[START Task input]

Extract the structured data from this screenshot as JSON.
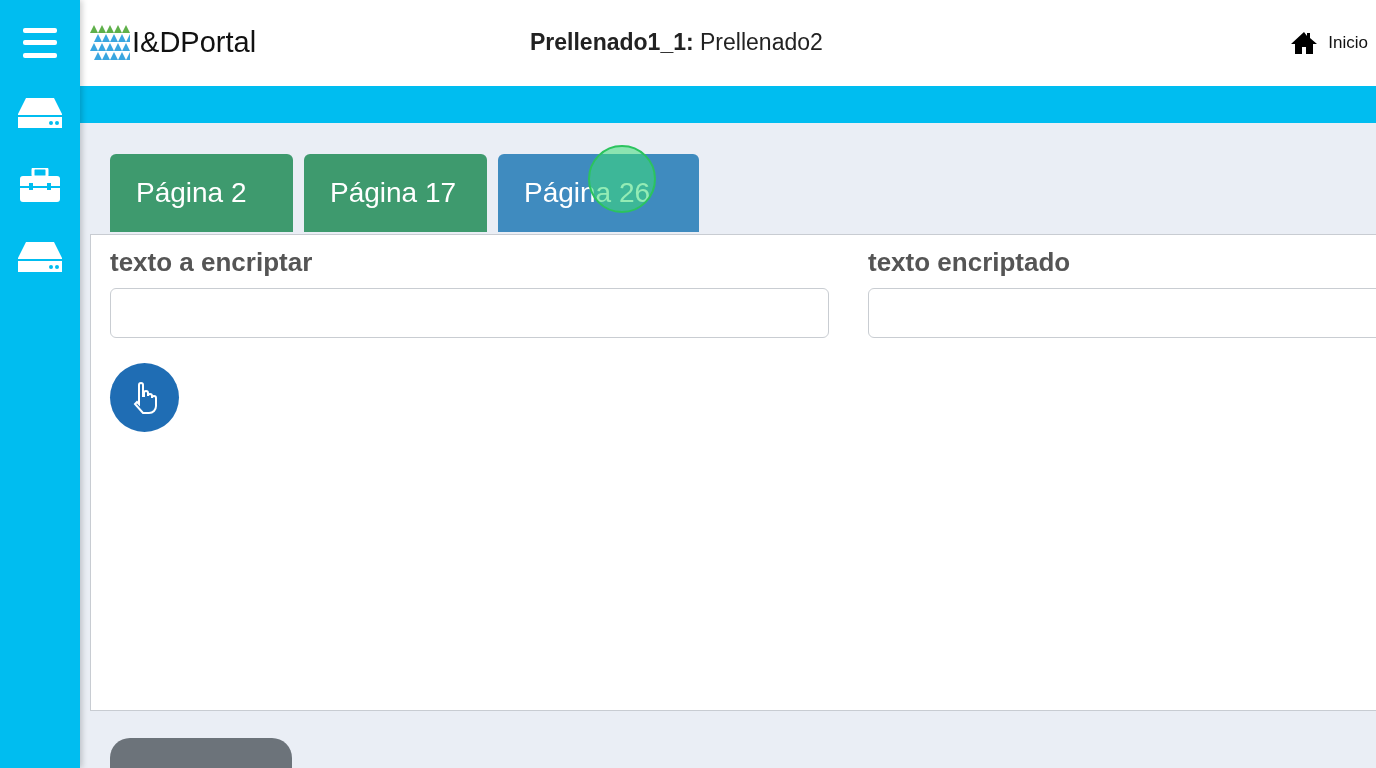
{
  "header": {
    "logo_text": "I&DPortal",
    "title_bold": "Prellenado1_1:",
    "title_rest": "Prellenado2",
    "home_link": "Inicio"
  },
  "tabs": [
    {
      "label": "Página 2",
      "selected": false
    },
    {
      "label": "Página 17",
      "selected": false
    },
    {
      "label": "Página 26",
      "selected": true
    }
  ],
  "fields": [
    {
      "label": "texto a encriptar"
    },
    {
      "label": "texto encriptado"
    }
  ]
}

[END Task input]

• [What you are asked to do]
Leave out the pictures and transcribe everything else exactly.

• [Right answer]
Extract the structured data from this screenshot as JSON.
{
  "header": {
    "logo_text": "I&DPortal",
    "title_bold": "Prellenado1_1:",
    "title_rest": "Prellenado2",
    "home_link": "Inicio"
  },
  "tabs": [
    {
      "label": "Página 2",
      "selected": false
    },
    {
      "label": "Página 17",
      "selected": false
    },
    {
      "label": "Página 26",
      "selected": true
    }
  ],
  "fields": [
    {
      "label": "texto a encriptar"
    },
    {
      "label": "texto encriptado"
    }
  ]
}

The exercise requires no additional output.